• **WORK TO COMPLETE**
Without the pictures, retype each line below exactly as it stands.

[Data extracted from a collection]

********************

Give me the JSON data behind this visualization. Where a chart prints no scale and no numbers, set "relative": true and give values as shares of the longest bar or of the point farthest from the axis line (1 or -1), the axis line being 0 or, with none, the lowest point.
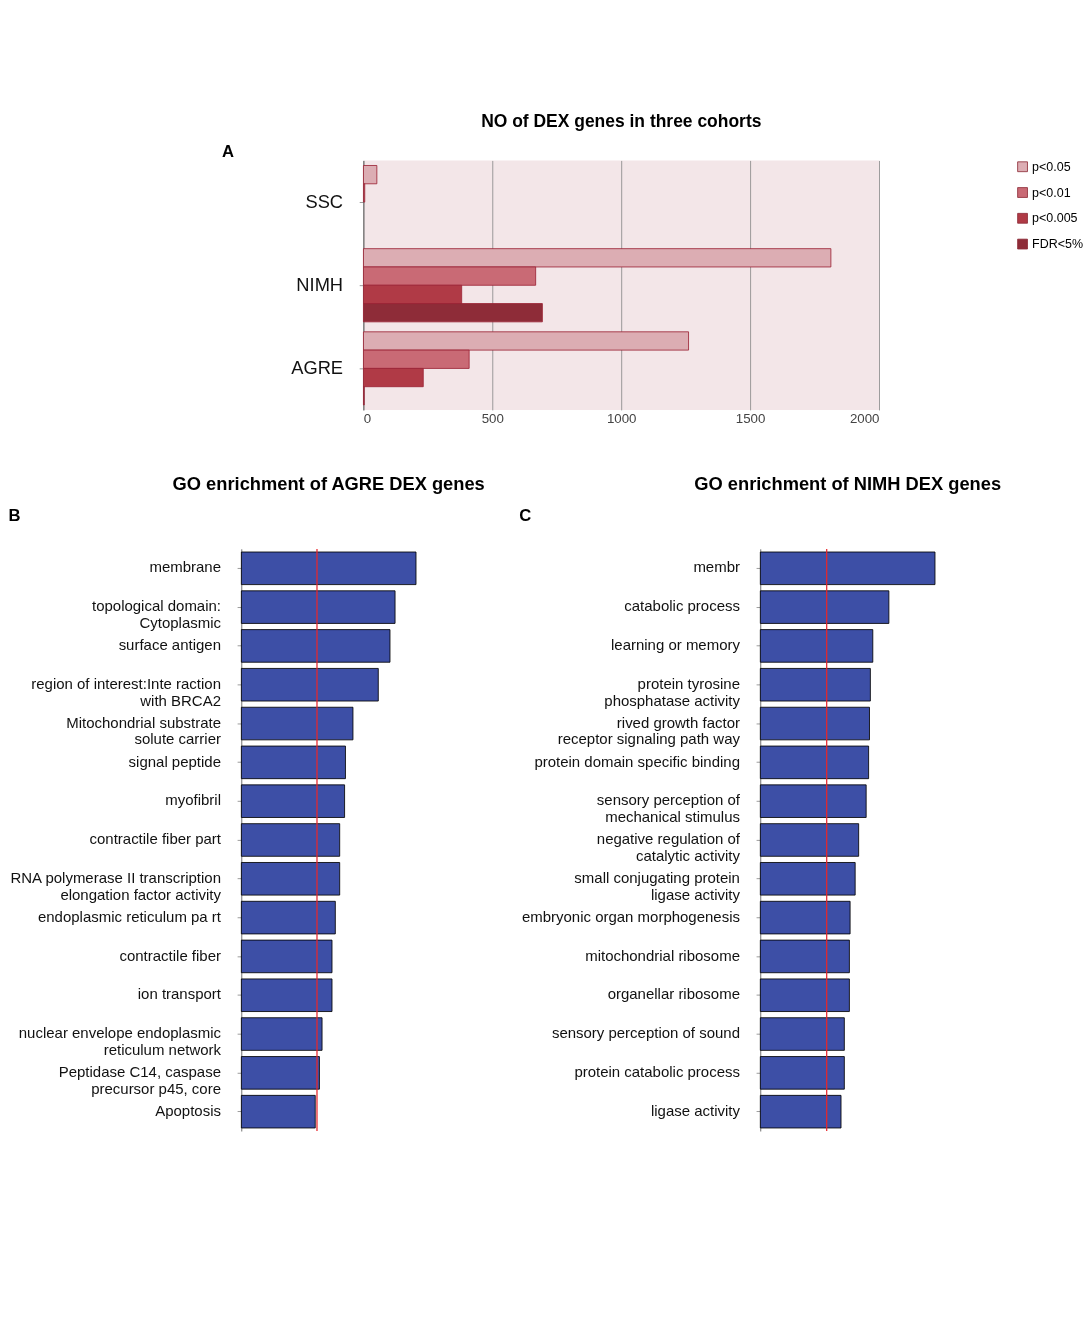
{
  "chart_data": [
    {
      "type": "bar",
      "orientation": "horizontal",
      "title": "NO of DEX genes in three cohorts",
      "annotations": [
        "A"
      ],
      "categories": [
        "SSC",
        "NIMH",
        "AGRE"
      ],
      "series": [
        {
          "name": "p<0.05",
          "color": "#dcadb3",
          "values": [
            52,
            1813,
            1261
          ]
        },
        {
          "name": "p<0.01",
          "color": "#c96a75",
          "values": [
            5,
            668,
            410
          ]
        },
        {
          "name": "p<0.005",
          "color": "#b03a46",
          "values": [
            null,
            381,
            232
          ]
        },
        {
          "name": "FDR<5%",
          "color": "#8e2c38",
          "values": [
            null,
            694,
            3
          ]
        }
      ],
      "xlim": [
        0,
        2000
      ],
      "xticks": [
        0,
        500,
        1000,
        1500,
        2000
      ],
      "grid": "x",
      "legend": "right"
    },
    {
      "type": "bar",
      "orientation": "horizontal",
      "relative": true,
      "title": "GO enrichment of AGRE DEX genes",
      "annotations": [
        "B"
      ],
      "categories": [
        "membrane",
        "topological domain:\nCytoplasmic",
        "surface antigen",
        "region of interest:Inte raction\nwith BRCA2",
        "Mitochondrial substrate\nsolute carrier",
        "signal peptide",
        "myofibril",
        "contractile fiber part",
        "RNA polymerase II transcription\nelongation factor activity",
        "endoplasmic reticulum pa rt",
        "contractile fiber",
        "ion transport",
        "nuclear envelope endoplasmic\nreticulum network",
        "Peptidase C14, caspase\nprecursor p45, core",
        "Apoptosis"
      ],
      "values": [
        1,
        0.88,
        0.851,
        0.784,
        0.639,
        0.596,
        0.591,
        0.563,
        0.563,
        0.538,
        0.519,
        0.519,
        0.462,
        0.447,
        0.423
      ],
      "color": "#3d4fa6",
      "ref_lines": [
        {
          "axis": "x",
          "value": 0.433,
          "color": "#e8262b"
        }
      ]
    },
    {
      "type": "bar",
      "orientation": "horizontal",
      "relative": true,
      "title": "GO enrichment of NIMH DEX genes",
      "annotations": [
        "C"
      ],
      "categories": [
        "membr",
        "catabolic process",
        "learning or memory",
        "protein tyrosine\nphosphatase activity",
        "rived growth factor\nreceptor signaling path way",
        "protein domain specific binding",
        "sensory perception of\nmechanical stimulus",
        "negative regulation of\ncatalytic activity",
        "small conjugating protein\nligase activity",
        "embryonic organ morphogenesis",
        "mitochondrial ribosome",
        "organellar ribosome",
        "sensory perception of sound",
        "protein catabolic process",
        "ligase activity"
      ],
      "values": [
        1,
        0.736,
        0.644,
        0.63,
        0.625,
        0.62,
        0.606,
        0.563,
        0.543,
        0.514,
        0.51,
        0.51,
        0.481,
        0.481,
        0.462
      ],
      "color": "#3d4fa6",
      "ref_lines": [
        {
          "axis": "x",
          "value": 0.38,
          "color": "#e8262b"
        }
      ]
    }
  ]
}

********************

• **ANSWER BOX**
Give me the JSON data behind this visualization. Where a chart prints no scale and no numbers, set "relative": true and give values as shares of the longest bar or of the point farthest from the axis line (1 or -1), the axis line being 0 or, with none, the lowest point.
{
  "chart_data": [
    {
      "type": "bar",
      "orientation": "horizontal",
      "title": "NO of DEX genes in three cohorts",
      "annotations": [
        "A"
      ],
      "categories": [
        "SSC",
        "NIMH",
        "AGRE"
      ],
      "series": [
        {
          "name": "p<0.05",
          "color": "#dcadb3",
          "values": [
            52,
            1813,
            1261
          ]
        },
        {
          "name": "p<0.01",
          "color": "#c96a75",
          "values": [
            5,
            668,
            410
          ]
        },
        {
          "name": "p<0.005",
          "color": "#b03a46",
          "values": [
            null,
            381,
            232
          ]
        },
        {
          "name": "FDR<5%",
          "color": "#8e2c38",
          "values": [
            null,
            694,
            3
          ]
        }
      ],
      "xlim": [
        0,
        2000
      ],
      "xticks": [
        0,
        500,
        1000,
        1500,
        2000
      ],
      "grid": "x",
      "legend": "right"
    },
    {
      "type": "bar",
      "orientation": "horizontal",
      "relative": true,
      "title": "GO enrichment of AGRE DEX genes",
      "annotations": [
        "B"
      ],
      "categories": [
        "membrane",
        "topological domain:\nCytoplasmic",
        "surface antigen",
        "region of interest:Inte raction\nwith BRCA2",
        "Mitochondrial substrate\nsolute carrier",
        "signal peptide",
        "myofibril",
        "contractile fiber part",
        "RNA polymerase II transcription\nelongation factor activity",
        "endoplasmic reticulum pa rt",
        "contractile fiber",
        "ion transport",
        "nuclear envelope endoplasmic\nreticulum network",
        "Peptidase C14, caspase\nprecursor p45, core",
        "Apoptosis"
      ],
      "values": [
        1,
        0.88,
        0.851,
        0.784,
        0.639,
        0.596,
        0.591,
        0.563,
        0.563,
        0.538,
        0.519,
        0.519,
        0.462,
        0.447,
        0.423
      ],
      "color": "#3d4fa6",
      "ref_lines": [
        {
          "axis": "x",
          "value": 0.433,
          "color": "#e8262b"
        }
      ]
    },
    {
      "type": "bar",
      "orientation": "horizontal",
      "relative": true,
      "title": "GO enrichment of NIMH DEX genes",
      "annotations": [
        "C"
      ],
      "categories": [
        "membr",
        "catabolic process",
        "learning or memory",
        "protein tyrosine\nphosphatase activity",
        "rived growth factor\nreceptor signaling path way",
        "protein domain specific binding",
        "sensory perception of\nmechanical stimulus",
        "negative regulation of\ncatalytic activity",
        "small conjugating protein\nligase activity",
        "embryonic organ morphogenesis",
        "mitochondrial ribosome",
        "organellar ribosome",
        "sensory perception of sound",
        "protein catabolic process",
        "ligase activity"
      ],
      "values": [
        1,
        0.736,
        0.644,
        0.63,
        0.625,
        0.62,
        0.606,
        0.563,
        0.543,
        0.514,
        0.51,
        0.51,
        0.481,
        0.481,
        0.462
      ],
      "color": "#3d4fa6",
      "ref_lines": [
        {
          "axis": "x",
          "value": 0.38,
          "color": "#e8262b"
        }
      ]
    }
  ]
}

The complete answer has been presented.